§ Figure content listings:
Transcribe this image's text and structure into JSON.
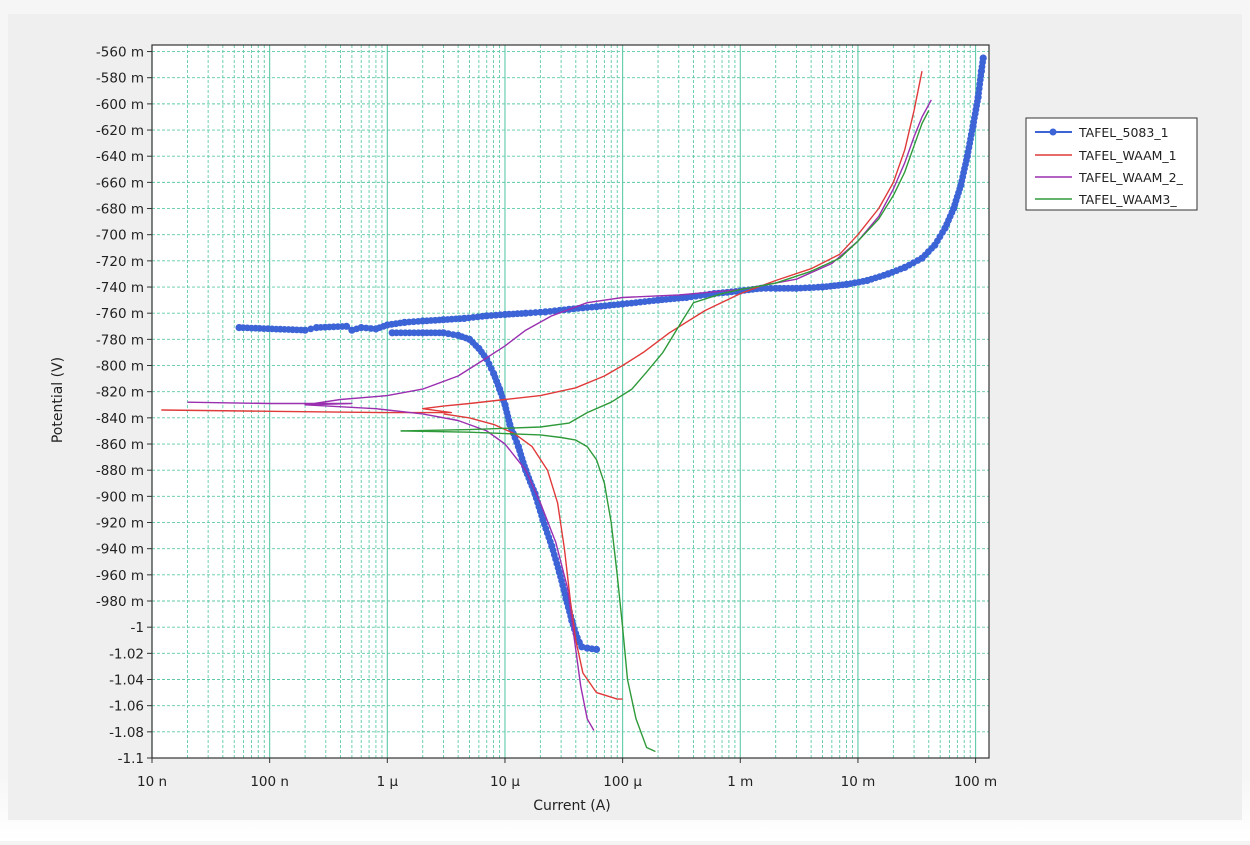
{
  "chart_data": {
    "type": "line",
    "xlabel": "Current (A)",
    "ylabel": "Potential (V)",
    "x_scale": "log",
    "xlim": [
      1e-08,
      0.13
    ],
    "ylim": [
      -1.1,
      -0.555
    ],
    "grid": true,
    "legend_position": "top-right",
    "x_ticks": [
      {
        "value": 1e-08,
        "label": "10 n"
      },
      {
        "value": 1e-07,
        "label": "100 n"
      },
      {
        "value": 1e-06,
        "label": "1 μ"
      },
      {
        "value": 1e-05,
        "label": "10 μ"
      },
      {
        "value": 0.0001,
        "label": "100 μ"
      },
      {
        "value": 0.001,
        "label": "1 m"
      },
      {
        "value": 0.01,
        "label": "10 m"
      },
      {
        "value": 0.1,
        "label": "100 m"
      }
    ],
    "y_ticks": [
      {
        "value": -0.56,
        "label": "-560 m"
      },
      {
        "value": -0.58,
        "label": "-580 m"
      },
      {
        "value": -0.6,
        "label": "-600 m"
      },
      {
        "value": -0.62,
        "label": "-620 m"
      },
      {
        "value": -0.64,
        "label": "-640 m"
      },
      {
        "value": -0.66,
        "label": "-660 m"
      },
      {
        "value": -0.68,
        "label": "-680 m"
      },
      {
        "value": -0.7,
        "label": "-700 m"
      },
      {
        "value": -0.72,
        "label": "-720 m"
      },
      {
        "value": -0.74,
        "label": "-740 m"
      },
      {
        "value": -0.76,
        "label": "-760 m"
      },
      {
        "value": -0.78,
        "label": "-780 m"
      },
      {
        "value": -0.8,
        "label": "-800 m"
      },
      {
        "value": -0.82,
        "label": "-820 m"
      },
      {
        "value": -0.84,
        "label": "-840 m"
      },
      {
        "value": -0.86,
        "label": "-860 m"
      },
      {
        "value": -0.88,
        "label": "-880 m"
      },
      {
        "value": -0.9,
        "label": "-900 m"
      },
      {
        "value": -0.92,
        "label": "-920 m"
      },
      {
        "value": -0.94,
        "label": "-940 m"
      },
      {
        "value": -0.96,
        "label": "-960 m"
      },
      {
        "value": -0.98,
        "label": "-980 m"
      },
      {
        "value": -1.0,
        "label": "-1"
      },
      {
        "value": -1.02,
        "label": "-1.02"
      },
      {
        "value": -1.04,
        "label": "-1.04"
      },
      {
        "value": -1.06,
        "label": "-1.06"
      },
      {
        "value": -1.08,
        "label": "-1.08"
      },
      {
        "value": -1.1,
        "label": "-1.1"
      }
    ],
    "series": [
      {
        "name": "TAFEL_5083_1",
        "color": "#3c64d6",
        "marker": "circle",
        "points": [
          [
            5.5e-08,
            -0.771
          ],
          [
            2e-07,
            -0.773
          ],
          [
            2.5e-07,
            -0.771
          ],
          [
            4.5e-07,
            -0.77
          ],
          [
            5e-07,
            -0.773
          ],
          [
            6e-07,
            -0.771
          ],
          [
            8e-07,
            -0.772
          ],
          [
            1e-06,
            -0.769
          ],
          [
            1.4e-06,
            -0.767
          ],
          [
            2e-06,
            -0.766
          ],
          [
            3e-06,
            -0.765
          ],
          [
            4.5e-06,
            -0.764
          ],
          [
            7e-06,
            -0.762
          ],
          [
            1e-05,
            -0.761
          ],
          [
            1.5e-05,
            -0.76
          ],
          [
            2.2e-05,
            -0.759
          ],
          [
            3.5e-05,
            -0.757
          ],
          [
            6e-05,
            -0.755
          ],
          [
            0.0001,
            -0.753
          ],
          [
            0.0002,
            -0.75
          ],
          [
            0.00035,
            -0.748
          ],
          [
            0.0006,
            -0.745
          ],
          [
            0.001,
            -0.743
          ],
          [
            0.0015,
            -0.741
          ],
          [
            0.002,
            -0.741
          ],
          [
            0.003,
            -0.741
          ],
          [
            0.005,
            -0.74
          ],
          [
            0.008,
            -0.738
          ],
          [
            0.012,
            -0.735
          ],
          [
            0.018,
            -0.73
          ],
          [
            0.025,
            -0.725
          ],
          [
            0.035,
            -0.718
          ],
          [
            0.045,
            -0.708
          ],
          [
            0.055,
            -0.695
          ],
          [
            0.065,
            -0.68
          ],
          [
            0.075,
            -0.662
          ],
          [
            0.085,
            -0.64
          ],
          [
            0.095,
            -0.617
          ],
          [
            0.105,
            -0.595
          ],
          [
            0.112,
            -0.575
          ],
          [
            0.116,
            -0.565
          ]
        ],
        "branch_points": [
          [
            1.1e-06,
            -0.775
          ],
          [
            2e-06,
            -0.775
          ],
          [
            3e-06,
            -0.775
          ],
          [
            4e-06,
            -0.777
          ],
          [
            5e-06,
            -0.78
          ],
          [
            6e-06,
            -0.787
          ],
          [
            7e-06,
            -0.795
          ],
          [
            8e-06,
            -0.806
          ],
          [
            9e-06,
            -0.818
          ],
          [
            1e-05,
            -0.83
          ],
          [
            1.1e-05,
            -0.845
          ],
          [
            1.3e-05,
            -0.862
          ],
          [
            1.5e-05,
            -0.88
          ],
          [
            1.8e-05,
            -0.898
          ],
          [
            2.1e-05,
            -0.918
          ],
          [
            2.5e-05,
            -0.938
          ],
          [
            2.9e-05,
            -0.958
          ],
          [
            3.3e-05,
            -0.978
          ],
          [
            3.7e-05,
            -0.995
          ],
          [
            4.1e-05,
            -1.008
          ],
          [
            4.5e-05,
            -1.015
          ],
          [
            5e-05,
            -1.016
          ],
          [
            6e-05,
            -1.017
          ]
        ]
      },
      {
        "name": "TAFEL_WAAM_1",
        "color": "#e03a3a",
        "marker": "none",
        "points": [
          [
            1.2e-08,
            -0.834
          ],
          [
            1e-07,
            -0.835
          ],
          [
            1e-06,
            -0.836
          ],
          [
            3.5e-06,
            -0.836
          ],
          [
            2e-06,
            -0.833
          ],
          [
            3e-06,
            -0.831
          ],
          [
            5e-06,
            -0.829
          ],
          [
            1e-05,
            -0.826
          ],
          [
            2e-05,
            -0.823
          ],
          [
            4e-05,
            -0.817
          ],
          [
            7e-05,
            -0.808
          ],
          [
            0.0001,
            -0.8
          ],
          [
            0.00015,
            -0.79
          ],
          [
            0.00025,
            -0.775
          ],
          [
            0.0005,
            -0.758
          ],
          [
            0.001,
            -0.745
          ],
          [
            0.002,
            -0.735
          ],
          [
            0.004,
            -0.726
          ],
          [
            0.007,
            -0.715
          ],
          [
            0.01,
            -0.7
          ],
          [
            0.015,
            -0.68
          ],
          [
            0.02,
            -0.66
          ],
          [
            0.025,
            -0.635
          ],
          [
            0.03,
            -0.605
          ],
          [
            0.035,
            -0.575
          ]
        ],
        "branch_points": [
          [
            3e-06,
            -0.837
          ],
          [
            5e-06,
            -0.84
          ],
          [
            8e-06,
            -0.845
          ],
          [
            1.2e-05,
            -0.852
          ],
          [
            1.7e-05,
            -0.862
          ],
          [
            2.3e-05,
            -0.88
          ],
          [
            2.8e-05,
            -0.905
          ],
          [
            3.2e-05,
            -0.94
          ],
          [
            3.6e-05,
            -0.98
          ],
          [
            4e-05,
            -1.01
          ],
          [
            4.6e-05,
            -1.035
          ],
          [
            6e-05,
            -1.05
          ],
          [
            9e-05,
            -1.055
          ],
          [
            0.0001,
            -1.055
          ]
        ]
      },
      {
        "name": "TAFEL_WAAM_2_",
        "color": "#9a2fb0",
        "marker": "none",
        "points": [
          [
            2e-08,
            -0.828
          ],
          [
            1e-07,
            -0.829
          ],
          [
            5e-07,
            -0.829
          ],
          [
            2e-07,
            -0.83
          ],
          [
            4e-07,
            -0.826
          ],
          [
            1e-06,
            -0.823
          ],
          [
            2e-06,
            -0.818
          ],
          [
            4e-06,
            -0.808
          ],
          [
            6e-06,
            -0.798
          ],
          [
            1e-05,
            -0.785
          ],
          [
            1.5e-05,
            -0.773
          ],
          [
            2.5e-05,
            -0.762
          ],
          [
            5e-05,
            -0.752
          ],
          [
            0.0001,
            -0.748
          ],
          [
            0.0003,
            -0.746
          ],
          [
            0.001,
            -0.742
          ],
          [
            0.003,
            -0.734
          ],
          [
            0.006,
            -0.722
          ],
          [
            0.01,
            -0.705
          ],
          [
            0.015,
            -0.686
          ],
          [
            0.02,
            -0.665
          ],
          [
            0.025,
            -0.645
          ],
          [
            0.03,
            -0.625
          ],
          [
            0.035,
            -0.61
          ],
          [
            0.042,
            -0.597
          ]
        ],
        "branch_points": [
          [
            2e-07,
            -0.83
          ],
          [
            8e-07,
            -0.833
          ],
          [
            2e-06,
            -0.837
          ],
          [
            4e-06,
            -0.842
          ],
          [
            7e-06,
            -0.85
          ],
          [
            1e-05,
            -0.86
          ],
          [
            1.5e-05,
            -0.88
          ],
          [
            2e-05,
            -0.905
          ],
          [
            2.7e-05,
            -0.935
          ],
          [
            3.4e-05,
            -0.97
          ],
          [
            3.9e-05,
            -1.01
          ],
          [
            4.4e-05,
            -1.045
          ],
          [
            5e-05,
            -1.07
          ],
          [
            5.7e-05,
            -1.079
          ]
        ]
      },
      {
        "name": "TAFEL_WAAM3_",
        "color": "#2f9a3a",
        "marker": "none",
        "points": [
          [
            1.3e-06,
            -0.85
          ],
          [
            5e-06,
            -0.849
          ],
          [
            1e-05,
            -0.848
          ],
          [
            2e-05,
            -0.847
          ],
          [
            3.5e-05,
            -0.844
          ],
          [
            5e-05,
            -0.836
          ],
          [
            8e-05,
            -0.828
          ],
          [
            0.00012,
            -0.818
          ],
          [
            0.00016,
            -0.805
          ],
          [
            0.00022,
            -0.79
          ],
          [
            0.0003,
            -0.77
          ],
          [
            0.0004,
            -0.752
          ],
          [
            0.0007,
            -0.745
          ],
          [
            0.001,
            -0.742
          ],
          [
            0.002,
            -0.737
          ],
          [
            0.004,
            -0.728
          ],
          [
            0.007,
            -0.718
          ],
          [
            0.01,
            -0.705
          ],
          [
            0.015,
            -0.688
          ],
          [
            0.02,
            -0.67
          ],
          [
            0.025,
            -0.652
          ],
          [
            0.03,
            -0.632
          ],
          [
            0.035,
            -0.615
          ],
          [
            0.04,
            -0.605
          ]
        ],
        "branch_points": [
          [
            1.3e-06,
            -0.85
          ],
          [
            5e-06,
            -0.851
          ],
          [
            1e-05,
            -0.852
          ],
          [
            2e-05,
            -0.853
          ],
          [
            3e-05,
            -0.855
          ],
          [
            4e-05,
            -0.857
          ],
          [
            5e-05,
            -0.862
          ],
          [
            6e-05,
            -0.872
          ],
          [
            7e-05,
            -0.89
          ],
          [
            8e-05,
            -0.92
          ],
          [
            9e-05,
            -0.96
          ],
          [
            0.0001,
            -1.0
          ],
          [
            0.00011,
            -1.04
          ],
          [
            0.00013,
            -1.07
          ],
          [
            0.00016,
            -1.092
          ],
          [
            0.00019,
            -1.095
          ]
        ]
      }
    ]
  }
}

§ Description of the task: Collect the lines that hold "color".

§ The completed task:
        "color": "#3c64d6",
        "color": "#e03a3a",
        "color": "#9a2fb0",
        "color": "#2f9a3a",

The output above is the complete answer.